▶ _EXCERPT TO READ_:
But the differences became pronounced last July when a Mungiki regional commander allegedly stabbed Maina in the abdomen after a disagreement in his vast Kitengela estate. Although he vehemently denies the incident, witnesses claimed the incident occurred when Njenga called a meeting of other Mungiki members to discuss how to share the group’s wealth. “Mungiki members feel that during their heydays, before Maina converted to Christianity, they made a lot of money and they were well taken care of.
Ever since Maina got saved, times have been hard on members and it was decided that it was better to share the wealth Maina acquired through Mungiki.
That way, Maina will remain with his church while Mungiki can continue with their activities,” said our source.
At the height of its influence, members claim the group boasted as many as 500,000 members and collected Sh2 million daily in extortion fees.
From these proceeds, Mungiki is thought to have bought about a piece of land in Kitengela,estimated by some members to be 1,000 acres and other undocumented properties around their strongholds. Members from the splinter group say that majority of these properties are registered in the name of Njenga, and now they want them shared out equally.
Njenga owns a house in Kitengela, and another one in upscale Karen, which borders an estate where some of Kenya’s top politicians live. S
Efforts to reach Njenga throughout the week bore no fruit as his aides who had promised us an interview said he was too busy to honour it.

▶ _AVAILABLE DATA_:

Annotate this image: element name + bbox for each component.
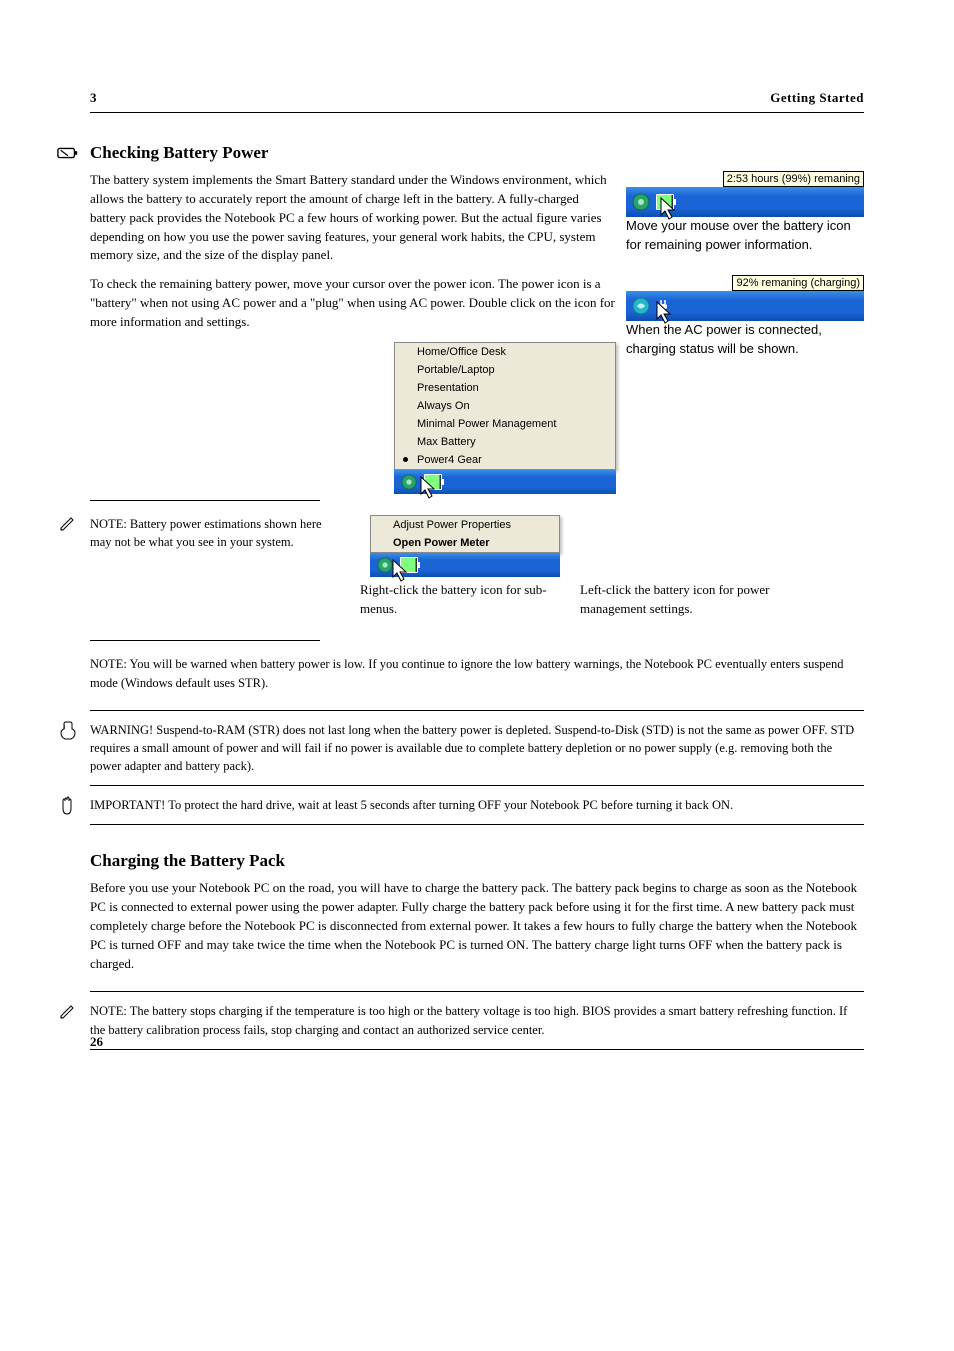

▶ _WORK TO BE COMPLETED_: Summarize the Mungiki excerpt in two sentences. Rely only on the text above.

▶ _EXERCISE RESULT_: Differences within Mungiki became pronounced last July, when a regional commander allegedly stabbed Maina at a meeting Njenga reportedly called to discuss sharing the group's wealth, as members say times have been hard since Maina converted to Christianity. At its height the group reportedly collected Sh2 million daily in extortion fees and is thought to have bought land in Kitengela and other properties, which a splinter group says are mostly registered in Njenga's name and wants shared out equally.